Retype the material in full, keeping every word the same.

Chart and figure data
-- begin --
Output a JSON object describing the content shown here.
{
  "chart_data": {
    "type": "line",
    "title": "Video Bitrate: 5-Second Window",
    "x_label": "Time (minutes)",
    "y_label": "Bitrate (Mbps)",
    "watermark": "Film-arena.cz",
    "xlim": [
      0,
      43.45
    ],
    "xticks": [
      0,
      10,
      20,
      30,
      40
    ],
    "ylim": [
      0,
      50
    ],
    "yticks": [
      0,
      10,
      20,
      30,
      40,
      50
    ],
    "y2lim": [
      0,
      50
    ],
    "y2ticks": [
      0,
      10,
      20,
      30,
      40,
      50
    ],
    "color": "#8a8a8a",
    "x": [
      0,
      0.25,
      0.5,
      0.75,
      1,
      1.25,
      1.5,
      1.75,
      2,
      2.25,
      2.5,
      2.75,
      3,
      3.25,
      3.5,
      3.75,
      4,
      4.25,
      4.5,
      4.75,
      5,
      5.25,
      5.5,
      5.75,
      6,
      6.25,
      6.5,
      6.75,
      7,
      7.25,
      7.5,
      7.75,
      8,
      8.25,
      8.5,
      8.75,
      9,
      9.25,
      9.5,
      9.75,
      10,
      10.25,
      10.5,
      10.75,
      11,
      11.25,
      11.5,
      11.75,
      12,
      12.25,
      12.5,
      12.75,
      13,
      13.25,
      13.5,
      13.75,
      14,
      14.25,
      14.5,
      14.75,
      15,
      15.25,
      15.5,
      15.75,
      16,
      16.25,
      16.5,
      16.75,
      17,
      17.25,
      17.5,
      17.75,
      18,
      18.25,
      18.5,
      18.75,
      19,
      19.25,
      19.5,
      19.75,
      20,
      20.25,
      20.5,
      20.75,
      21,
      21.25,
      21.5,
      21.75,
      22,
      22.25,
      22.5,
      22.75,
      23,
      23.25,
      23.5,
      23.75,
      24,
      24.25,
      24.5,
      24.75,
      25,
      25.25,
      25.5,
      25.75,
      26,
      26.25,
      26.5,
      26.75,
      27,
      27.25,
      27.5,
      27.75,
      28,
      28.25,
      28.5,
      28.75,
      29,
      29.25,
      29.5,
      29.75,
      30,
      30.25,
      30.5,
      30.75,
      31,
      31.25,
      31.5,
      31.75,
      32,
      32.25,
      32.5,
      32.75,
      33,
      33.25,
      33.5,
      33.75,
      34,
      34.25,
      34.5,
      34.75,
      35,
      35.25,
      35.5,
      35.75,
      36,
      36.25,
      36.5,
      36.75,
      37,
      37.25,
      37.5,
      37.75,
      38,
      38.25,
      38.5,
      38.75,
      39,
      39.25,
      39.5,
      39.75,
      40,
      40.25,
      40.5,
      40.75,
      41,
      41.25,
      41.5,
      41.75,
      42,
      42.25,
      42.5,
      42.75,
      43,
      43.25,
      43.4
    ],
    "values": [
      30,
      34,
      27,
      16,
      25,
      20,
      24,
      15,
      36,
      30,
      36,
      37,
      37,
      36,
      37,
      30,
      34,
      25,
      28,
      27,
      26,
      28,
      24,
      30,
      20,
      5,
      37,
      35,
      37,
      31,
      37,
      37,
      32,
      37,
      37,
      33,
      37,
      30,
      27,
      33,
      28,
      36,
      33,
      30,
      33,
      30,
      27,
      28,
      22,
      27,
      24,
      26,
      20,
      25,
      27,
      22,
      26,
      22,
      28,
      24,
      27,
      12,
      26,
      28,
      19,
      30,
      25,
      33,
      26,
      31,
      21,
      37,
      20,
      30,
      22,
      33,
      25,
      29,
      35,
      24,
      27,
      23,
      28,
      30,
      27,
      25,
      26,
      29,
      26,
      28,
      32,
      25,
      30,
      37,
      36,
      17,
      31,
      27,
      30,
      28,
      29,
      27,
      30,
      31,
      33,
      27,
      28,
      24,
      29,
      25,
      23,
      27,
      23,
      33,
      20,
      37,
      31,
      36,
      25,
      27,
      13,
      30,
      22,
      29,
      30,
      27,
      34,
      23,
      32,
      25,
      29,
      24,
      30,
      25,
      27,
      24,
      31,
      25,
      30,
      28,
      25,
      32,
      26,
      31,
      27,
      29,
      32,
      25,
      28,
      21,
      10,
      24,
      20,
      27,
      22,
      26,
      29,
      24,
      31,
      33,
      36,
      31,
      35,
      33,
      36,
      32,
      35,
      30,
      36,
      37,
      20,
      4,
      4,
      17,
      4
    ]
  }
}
-- end --
Answer to the exercise
Output a JSON object describing the content shown here.
{
  "chart_data": {
    "type": "line",
    "title": "Video Bitrate: 5-Second Window",
    "x_label": "Time (minutes)",
    "y_label": "Bitrate (Mbps)",
    "watermark": "Film-arena.cz",
    "xlim": [
      0,
      43.45
    ],
    "xticks": [
      0,
      10,
      20,
      30,
      40
    ],
    "ylim": [
      0,
      50
    ],
    "yticks": [
      0,
      10,
      20,
      30,
      40,
      50
    ],
    "y2lim": [
      0,
      50
    ],
    "y2ticks": [
      0,
      10,
      20,
      30,
      40,
      50
    ],
    "color": "#8a8a8a",
    "x": [
      0,
      0.25,
      0.5,
      0.75,
      1,
      1.25,
      1.5,
      1.75,
      2,
      2.25,
      2.5,
      2.75,
      3,
      3.25,
      3.5,
      3.75,
      4,
      4.25,
      4.5,
      4.75,
      5,
      5.25,
      5.5,
      5.75,
      6,
      6.25,
      6.5,
      6.75,
      7,
      7.25,
      7.5,
      7.75,
      8,
      8.25,
      8.5,
      8.75,
      9,
      9.25,
      9.5,
      9.75,
      10,
      10.25,
      10.5,
      10.75,
      11,
      11.25,
      11.5,
      11.75,
      12,
      12.25,
      12.5,
      12.75,
      13,
      13.25,
      13.5,
      13.75,
      14,
      14.25,
      14.5,
      14.75,
      15,
      15.25,
      15.5,
      15.75,
      16,
      16.25,
      16.5,
      16.75,
      17,
      17.25,
      17.5,
      17.75,
      18,
      18.25,
      18.5,
      18.75,
      19,
      19.25,
      19.5,
      19.75,
      20,
      20.25,
      20.5,
      20.75,
      21,
      21.25,
      21.5,
      21.75,
      22,
      22.25,
      22.5,
      22.75,
      23,
      23.25,
      23.5,
      23.75,
      24,
      24.25,
      24.5,
      24.75,
      25,
      25.25,
      25.5,
      25.75,
      26,
      26.25,
      26.5,
      26.75,
      27,
      27.25,
      27.5,
      27.75,
      28,
      28.25,
      28.5,
      28.75,
      29,
      29.25,
      29.5,
      29.75,
      30,
      30.25,
      30.5,
      30.75,
      31,
      31.25,
      31.5,
      31.75,
      32,
      32.25,
      32.5,
      32.75,
      33,
      33.25,
      33.5,
      33.75,
      34,
      34.25,
      34.5,
      34.75,
      35,
      35.25,
      35.5,
      35.75,
      36,
      36.25,
      36.5,
      36.75,
      37,
      37.25,
      37.5,
      37.75,
      38,
      38.25,
      38.5,
      38.75,
      39,
      39.25,
      39.5,
      39.75,
      40,
      40.25,
      40.5,
      40.75,
      41,
      41.25,
      41.5,
      41.75,
      42,
      42.25,
      42.5,
      42.75,
      43,
      43.25,
      43.4
    ],
    "values": [
      30,
      34,
      27,
      16,
      25,
      20,
      24,
      15,
      36,
      30,
      36,
      37,
      37,
      36,
      37,
      30,
      34,
      25,
      28,
      27,
      26,
      28,
      24,
      30,
      20,
      5,
      37,
      35,
      37,
      31,
      37,
      37,
      32,
      37,
      37,
      33,
      37,
      30,
      27,
      33,
      28,
      36,
      33,
      30,
      33,
      30,
      27,
      28,
      22,
      27,
      24,
      26,
      20,
      25,
      27,
      22,
      26,
      22,
      28,
      24,
      27,
      12,
      26,
      28,
      19,
      30,
      25,
      33,
      26,
      31,
      21,
      37,
      20,
      30,
      22,
      33,
      25,
      29,
      35,
      24,
      27,
      23,
      28,
      30,
      27,
      25,
      26,
      29,
      26,
      28,
      32,
      25,
      30,
      37,
      36,
      17,
      31,
      27,
      30,
      28,
      29,
      27,
      30,
      31,
      33,
      27,
      28,
      24,
      29,
      25,
      23,
      27,
      23,
      33,
      20,
      37,
      31,
      36,
      25,
      27,
      13,
      30,
      22,
      29,
      30,
      27,
      34,
      23,
      32,
      25,
      29,
      24,
      30,
      25,
      27,
      24,
      31,
      25,
      30,
      28,
      25,
      32,
      26,
      31,
      27,
      29,
      32,
      25,
      28,
      21,
      10,
      24,
      20,
      27,
      22,
      26,
      29,
      24,
      31,
      33,
      36,
      31,
      35,
      33,
      36,
      32,
      35,
      30,
      36,
      37,
      20,
      4,
      4,
      17,
      4
    ]
  }
}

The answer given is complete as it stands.